**Written instruction**
Every line of the records must be repeated exactly; pictures stay out.

------------------------------------

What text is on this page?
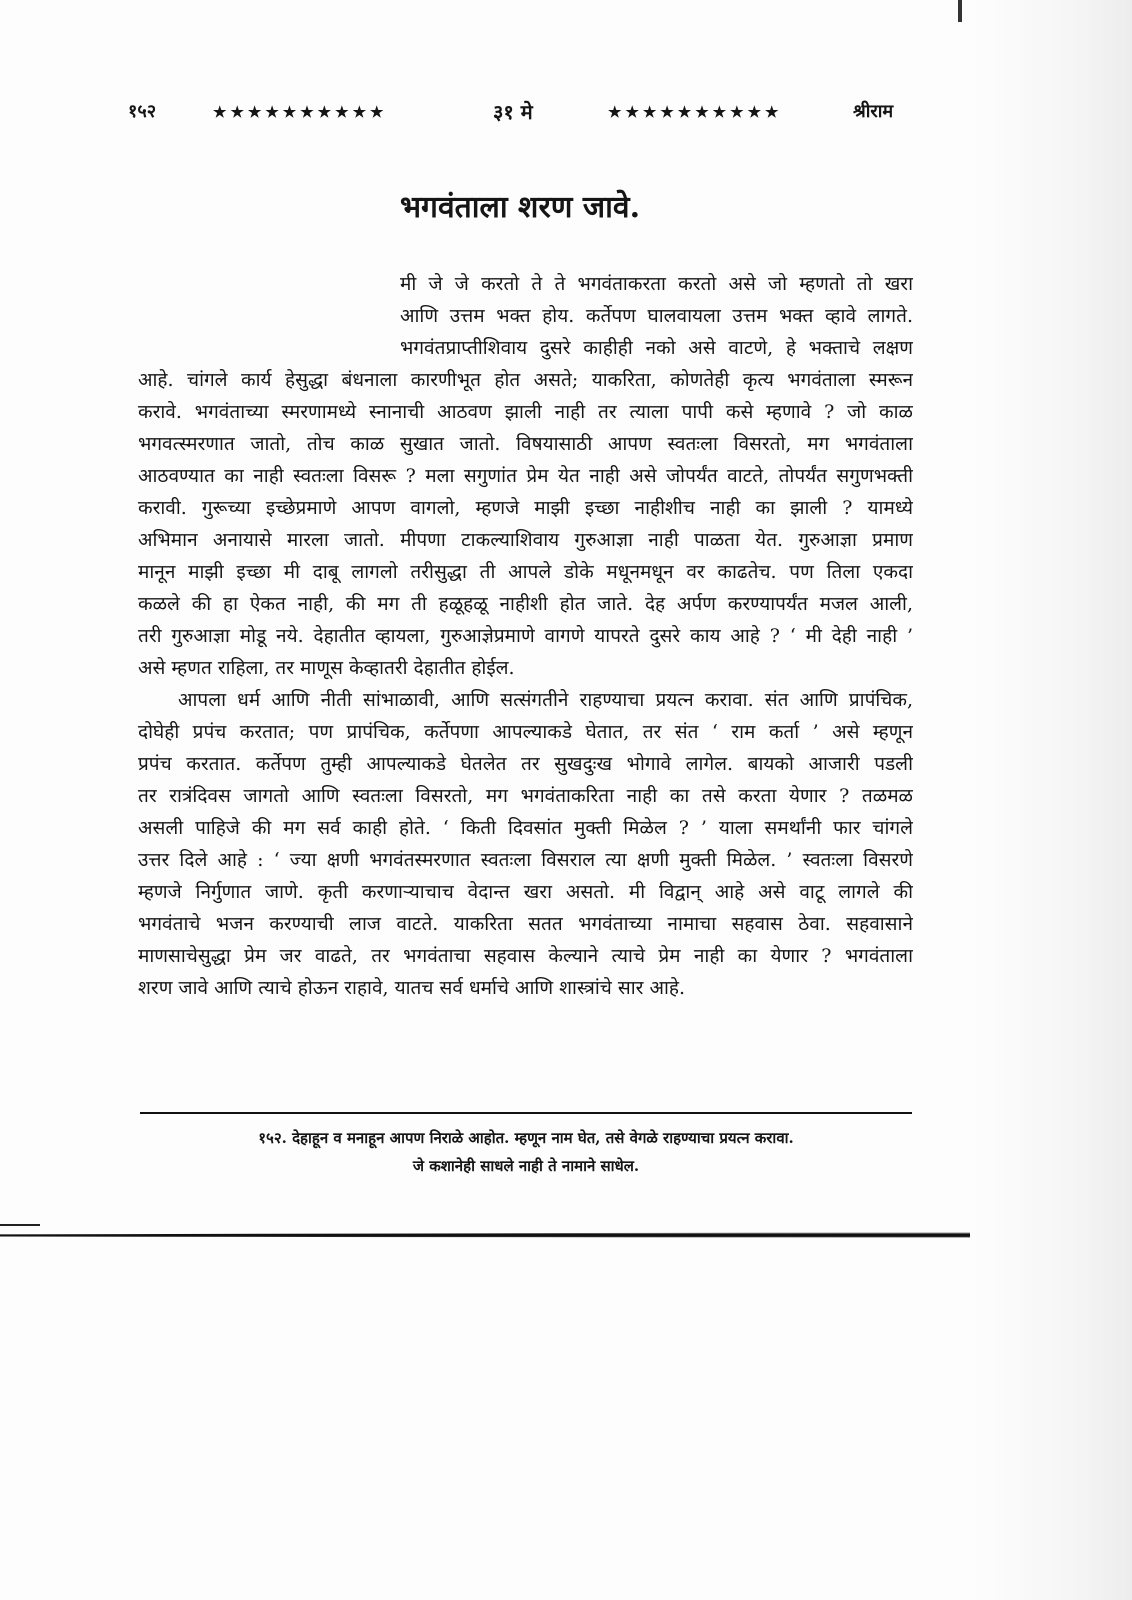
१५२	★★★★★★★★★★	३१ मे	★★★★★★★★★★	श्रीराम
भगवंताला शरण जावे.
मी जे जे करतो ते ते भगवंताकरता करतो असे जो म्हणतो तो खरा
आणि उत्तम भक्त होय. कर्तेपण घालवायला उत्तम भक्त व्हावे लागते.
भगवंतप्राप्तीशिवाय दुसरे काहीही नको असे वाटणे, हे भक्ताचे लक्षण
आहे. चांगले कार्य हेसुद्धा बंधनाला कारणीभूत होत असते; याकरिता, कोणतेही कृत्य भगवंताला स्मरून
करावे. भगवंताच्या स्मरणामध्ये स्नानाची आठवण झाली नाही तर त्याला पापी कसे म्हणावे ? जो काळ
भगवत्स्मरणात जातो, तोच काळ सुखात जातो. विषयासाठी आपण स्वतःला विसरतो, मग भगवंताला
आठवण्यात का नाही स्वतःला विसरू ? मला सगुणांत प्रेम येत नाही असे जोपर्यंत वाटते, तोपर्यंत सगुणभक्ती
करावी. गुरूच्या इच्छेप्रमाणे आपण वागलो, म्हणजे माझी इच्छा नाहीशीच नाही का झाली ? यामध्ये
अभिमान अनायासे मारला जातो. मीपणा टाकल्याशिवाय गुरुआज्ञा नाही पाळता येत. गुरुआज्ञा प्रमाण
मानून माझी इच्छा मी दाबू लागलो तरीसुद्धा ती आपले डोके मधूनमधून वर काढतेच. पण तिला एकदा
कळले की हा ऐकत नाही, की मग ती हळूहळू नाहीशी होत जाते. देह अर्पण करण्यापर्यंत मजल आली,
तरी गुरुआज्ञा मोडू नये. देहातीत व्हायला, गुरुआज्ञेप्रमाणे वागणे यापरते दुसरे काय आहे ? ‘ मी देही नाही ’
असे म्हणत राहिला, तर माणूस केव्हातरी देहातीत होईल.
आपला धर्म आणि नीती सांभाळावी, आणि सत्संगतीने राहण्याचा प्रयत्न करावा. संत आणि प्रापंचिक,
दोघेही प्रपंच करतात; पण प्रापंचिक, कर्तेपणा आपल्याकडे घेतात, तर संत ‘ राम कर्ता ’ असे म्हणून
प्रपंच करतात. कर्तेपण तुम्ही आपल्याकडे घेतलेत तर सुखदुःख भोगावे लागेल. बायको आजारी पडली
तर रात्रंदिवस जागतो आणि स्वतःला विसरतो, मग भगवंताकरिता नाही का तसे करता येणार ? तळमळ
असली पाहिजे की मग सर्व काही होते. ‘ किती दिवसांत मुक्ती मिळेल ? ’ याला समर्थांनी फार चांगले
उत्तर दिले आहे : ‘ ज्या क्षणी भगवंतस्मरणात स्वतःला विसराल त्या क्षणी मुक्ती मिळेल. ’ स्वतःला विसरणे
म्हणजे निर्गुणात जाणे. कृती करणाऱ्याचाच वेदान्त खरा असतो. मी विद्वान् आहे असे वाटू लागले की
भगवंताचे भजन करण्याची लाज वाटते. याकरिता सतत भगवंताच्या नामाचा सहवास ठेवा. सहवासाने
माणसाचेसुद्धा प्रेम जर वाढते, तर भगवंताचा सहवास केल्याने त्याचे प्रेम नाही का येणार ? भगवंताला
शरण जावे आणि त्याचे होऊन राहावे, यातच सर्व धर्माचे आणि शास्त्रांचे सार आहे.
१५२. देहाहून व मनाहून आपण निराळे आहोत. म्हणून नाम घेत, तसे वेगळे राहण्याचा प्रयत्न करावा.
जे कशानेही साधले नाही ते नामाने साधेल.
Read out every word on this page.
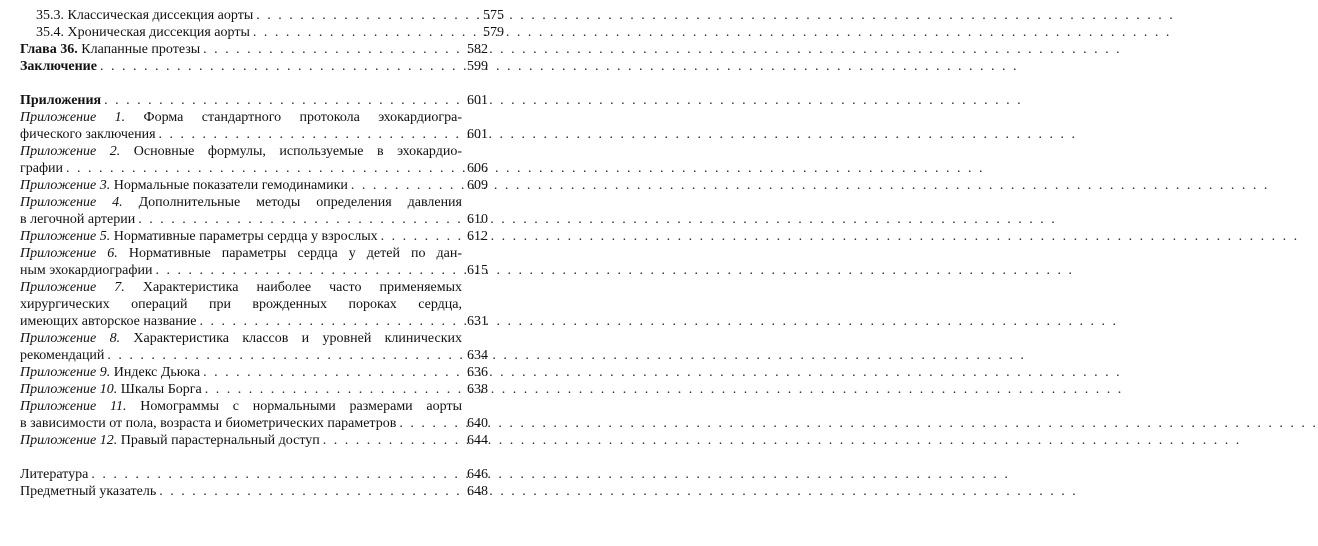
35.3. Классическая диссекция аорты . . .	575
35.4. Хроническая диссекция аорты . . .	579
Глава 36. Клапанные протезы . . .	582
Заключение . . .	599
Приложения . . .	601
Приложение 1. Форма стандартного протокола эхокардиогра-
фического заключения . . .	601
Приложение 2. Основные формулы, используемые в эхокардио-
графии . . .	606
Приложение 3. Нормальные показатели гемодинамики . . .	609
Приложение 4. Дополнительные методы определения давления
в легочной артерии . . .	610
Приложение 5. Нормативные параметры сердца у взрослых . . .	612
Приложение 6. Нормативные параметры сердца у детей по дан-
ным эхокардиографии . . .	615
Приложение 7. Характеристика наиболее часто применяемых
хирургических операций при врожденных пороках сердца,
имеющих авторское название . . .	631
Приложение 8. Характеристика классов и уровней клинических
рекомендаций . . .	634
Приложение 9. Индекс Дьюка . . .	636
Приложение 10. Шкалы Борга . . .	638
Приложение 11. Номограммы с нормальными размерами аорты
в зависимости от пола, возраста и биометрических параметров . . .	640
Приложение 12. Правый парастернальный доступ . . .	644
Литература . . .	646
Предметный указатель . . .	648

------------------------------------

**Solved exercise**
What text is on this page?
१५२	★★★★★★★★★★	३१ मे	★★★★★★★★★★	श्रीराम
भगवंताला शरण जावे.
मी जे जे करतो ते ते भगवंताकरता करतो असे जो म्हणतो तो खरा
आणि उत्तम भक्त होय. कर्तेपण घालवायला उत्तम भक्त व्हावे लागते.
भगवंतप्राप्तीशिवाय दुसरे काहीही नको असे वाटणे, हे भक्ताचे लक्षण
आहे. चांगले कार्य हेसुद्धा बंधनाला कारणीभूत होत असते; याकरिता, कोणतेही कृत्य भगवंताला स्मरून
करावे. भगवंताच्या स्मरणामध्ये स्नानाची आठवण झाली नाही तर त्याला पापी कसे म्हणावे ? जो काळ
भगवत्स्मरणात जातो, तोच काळ सुखात जातो. विषयासाठी आपण स्वतःला विसरतो, मग भगवंताला
आठवण्यात का नाही स्वतःला विसरू ? मला सगुणांत प्रेम येत नाही असे जोपर्यंत वाटते, तोपर्यंत सगुणभक्ती
करावी. गुरूच्या इच्छेप्रमाणे आपण वागलो, म्हणजे माझी इच्छा नाहीशीच नाही का झाली ? यामध्ये
अभिमान अनायासे मारला जातो. मीपणा टाकल्याशिवाय गुरुआज्ञा नाही पाळता येत. गुरुआज्ञा प्रमाण
मानून माझी इच्छा मी दाबू लागलो तरीसुद्धा ती आपले डोके मधूनमधून वर काढतेच. पण तिला एकदा
कळले की हा ऐकत नाही, की मग ती हळूहळू नाहीशी होत जाते. देह अर्पण करण्यापर्यंत मजल आली,
तरी गुरुआज्ञा मोडू नये. देहातीत व्हायला, गुरुआज्ञेप्रमाणे वागणे यापरते दुसरे काय आहे ? ‘ मी देही नाही ’
असे म्हणत राहिला, तर माणूस केव्हातरी देहातीत होईल.
आपला धर्म आणि नीती सांभाळावी, आणि सत्संगतीने राहण्याचा प्रयत्न करावा. संत आणि प्रापंचिक,
दोघेही प्रपंच करतात; पण प्रापंचिक, कर्तेपणा आपल्याकडे घेतात, तर संत ‘ राम कर्ता ’ असे म्हणून
प्रपंच करतात. कर्तेपण तुम्ही आपल्याकडे घेतलेत तर सुखदुःख भोगावे लागेल. बायको आजारी पडली
तर रात्रंदिवस जागतो आणि स्वतःला विसरतो, मग भगवंताकरिता नाही का तसे करता येणार ? तळमळ
असली पाहिजे की मग सर्व काही होते. ‘ किती दिवसांत मुक्ती मिळेल ? ’ याला समर्थांनी फार चांगले
उत्तर दिले आहे : ‘ ज्या क्षणी भगवंतस्मरणात स्वतःला विसराल त्या क्षणी मुक्ती मिळेल. ’ स्वतःला विसरणे
म्हणजे निर्गुणात जाणे. कृती करणाऱ्याचाच वेदान्त खरा असतो. मी विद्वान् आहे असे वाटू लागले की
भगवंताचे भजन करण्याची लाज वाटते. याकरिता सतत भगवंताच्या नामाचा सहवास ठेवा. सहवासाने
माणसाचेसुद्धा प्रेम जर वाढते, तर भगवंताचा सहवास केल्याने त्याचे प्रेम नाही का येणार ? भगवंताला
शरण जावे आणि त्याचे होऊन राहावे, यातच सर्व धर्माचे आणि शास्त्रांचे सार आहे.
१५२. देहाहून व मनाहून आपण निराळे आहोत. म्हणून नाम घेत, तसे वेगळे राहण्याचा प्रयत्न करावा.
जे कशानेही साधले नाही ते नामाने साधेल.
Read out every word on this page.
35.3. Классическая диссекция аорты . . .	575
35.4. Хроническая диссекция аорты . . .	579
Глава 36. Клапанные протезы . . .	582
Заключение . . .	599
Приложения . . .	601
Приложение 1. Форма стандартного протокола эхокардиогра-
фического заключения . . .	601
Приложение 2. Основные формулы, используемые в эхокардио-
графии . . .	606
Приложение 3. Нормальные показатели гемодинамики . . .	609
Приложение 4. Дополнительные методы определения давления
в легочной артерии . . .	610
Приложение 5. Нормативные параметры сердца у взрослых . . .	612
Приложение 6. Нормативные параметры сердца у детей по дан-
ным эхокардиографии . . .	615
Приложение 7. Характеристика наиболее часто применяемых
хирургических операций при врожденных пороках сердца,
имеющих авторское название . . .	631
Приложение 8. Характеристика классов и уровней клинических
рекомендаций . . .	634
Приложение 9. Индекс Дьюка . . .	636
Приложение 10. Шкалы Борга . . .	638
Приложение 11. Номограммы с нормальными размерами аорты
в зависимости от пола, возраста и биометрических параметров . . .	640
Приложение 12. Правый парастернальный доступ . . .	644
Литература . . .	646
Предметный указатель . . .	648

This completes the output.